(Part of a data file)
◆ ◆ ◆ ◆ ◆ ◆ ◆

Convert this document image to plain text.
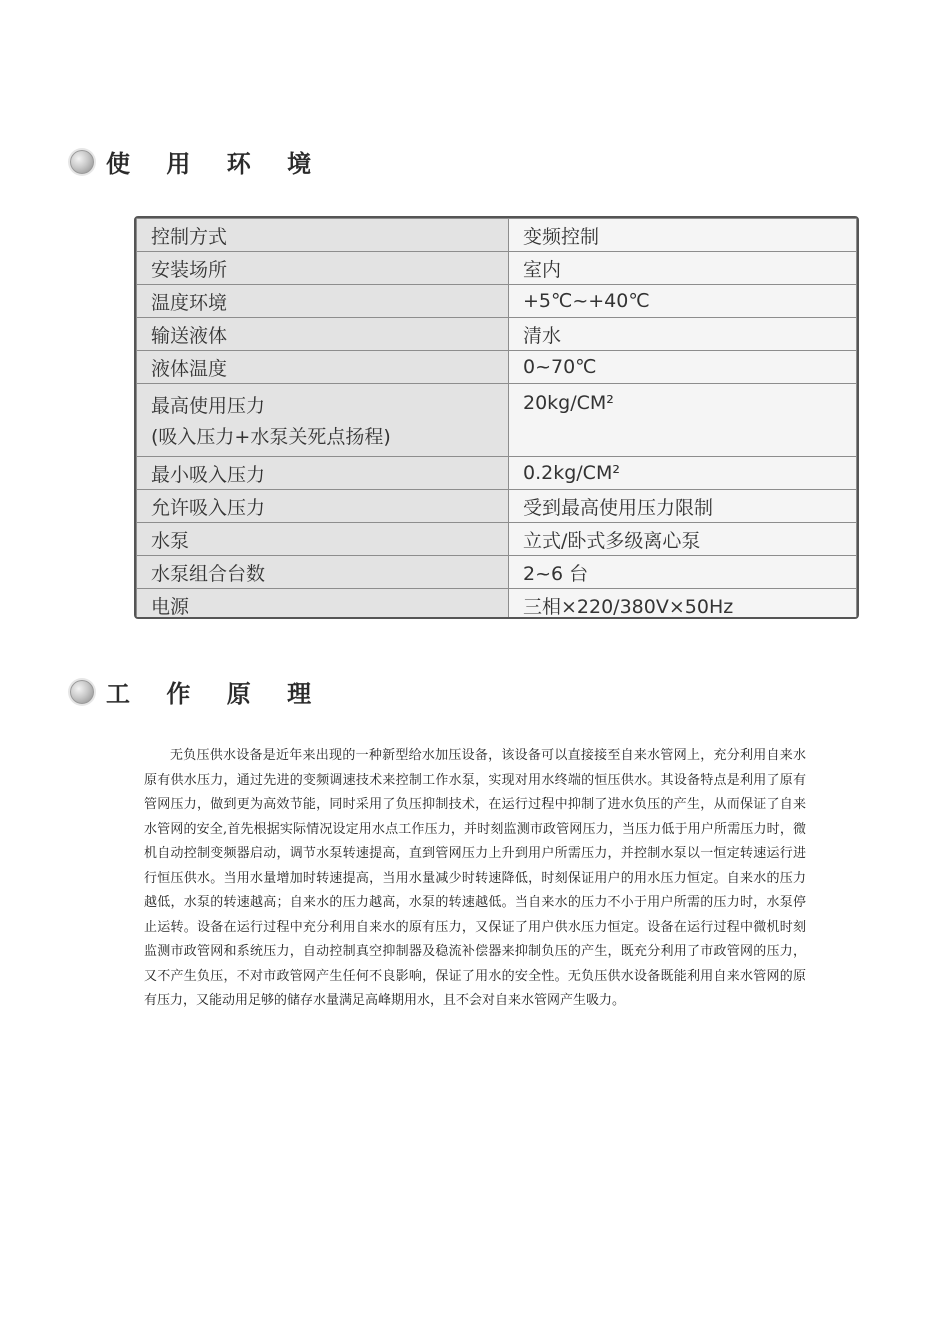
使 用 环 境
控制方式	变频控制
安装场所	室内
温度环境	+5℃~+40℃
输送液体	清水
液体温度	0~70℃
最高使用压力
(吸入压力+水泵关死点扬程)	20kg/CM²
最小吸入压力	0.2kg/CM²
允许吸入压力	受到最高使用压力限制
水泵	立式/卧式多级离心泵
水泵组合台数	2~6 台
电源	三相×220/380V×50Hz
工 作 原 理

无负压供水设备是近年来出现的一种新型给水加压设备，该设备可以直接接至自来水管网上，充分利用自来水原有供水压力，通过先进的变频调速技术来控制工作水泵，实现对用水终端的恒压供水。其设备特点是利用了原有管网压力，做到更为高效节能，同时采用了负压抑制技术，在运行过程中抑制了进水负压的产生，从而保证了自来水管网的安全,首先根据实际情况设定用水点工作压力，并时刻监测市政管网压力，当压力低于用户所需压力时，微机自动控制变频器启动，调节水泵转速提高，直到管网压力上升到用户所需压力，并控制水泵以一恒定转速运行进行恒压供水。当用水量增加时转速提高，当用水量减少时转速降低，时刻保证用户的用水压力恒定。自来水的压力越低，水泵的转速越高；自来水的压力越高，水泵的转速越低。当自来水的压力不小于用户所需的压力时，水泵停止运转。设备在运行过程中充分利用自来水的原有压力，又保证了用户供水压力恒定。设备在运行过程中微机时刻监测市政管网和系统压力，自动控制真空抑制器及稳流补偿器来抑制负压的产生，既充分利用了市政管网的压力，又不产生负压，不对市政管网产生任何不良影响，保证了用水的安全性。无负压供水设备既能利用自来水管网的原有压力，又能动用足够的储存水量满足高峰期用水，且不会对自来水管网产生吸力。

◆ ◆ ◆ ◆ ◆ ◆ ◆

» **PROBLEM DETAILS**
Your task is to repeat the material above exactly, without its pictures.

» **ANSWER FOR THE TASK**
Convert this document image to plain text.
使 用 环 境
控制方式	变频控制
安装场所	室内
温度环境	+5℃~+40℃
输送液体	清水
液体温度	0~70℃
最高使用压力
(吸入压力+水泵关死点扬程)	20kg/CM²
最小吸入压力	0.2kg/CM²
允许吸入压力	受到最高使用压力限制
水泵	立式/卧式多级离心泵
水泵组合台数	2~6 台
电源	三相×220/380V×50Hz
工 作 原 理

无负压供水设备是近年来出现的一种新型给水加压设备，该设备可以直接接至自来水管网上，充分利用自来水原有供水压力，通过先进的变频调速技术来控制工作水泵，实现对用水终端的恒压供水。其设备特点是利用了原有管网压力，做到更为高效节能，同时采用了负压抑制技术，在运行过程中抑制了进水负压的产生，从而保证了自来水管网的安全,首先根据实际情况设定用水点工作压力，并时刻监测市政管网压力，当压力低于用户所需压力时，微机自动控制变频器启动，调节水泵转速提高，直到管网压力上升到用户所需压力，并控制水泵以一恒定转速运行进行恒压供水。当用水量增加时转速提高，当用水量减少时转速降低，时刻保证用户的用水压力恒定。自来水的压力越低，水泵的转速越高；自来水的压力越高，水泵的转速越低。当自来水的压力不小于用户所需的压力时，水泵停止运转。设备在运行过程中充分利用自来水的原有压力，又保证了用户供水压力恒定。设备在运行过程中微机时刻监测市政管网和系统压力，自动控制真空抑制器及稳流补偿器来抑制负压的产生，既充分利用了市政管网的压力，又不产生负压，不对市政管网产生任何不良影响，保证了用水的安全性。无负压供水设备既能利用自来水管网的原有压力，又能动用足够的储存水量满足高峰期用水，且不会对自来水管网产生吸力。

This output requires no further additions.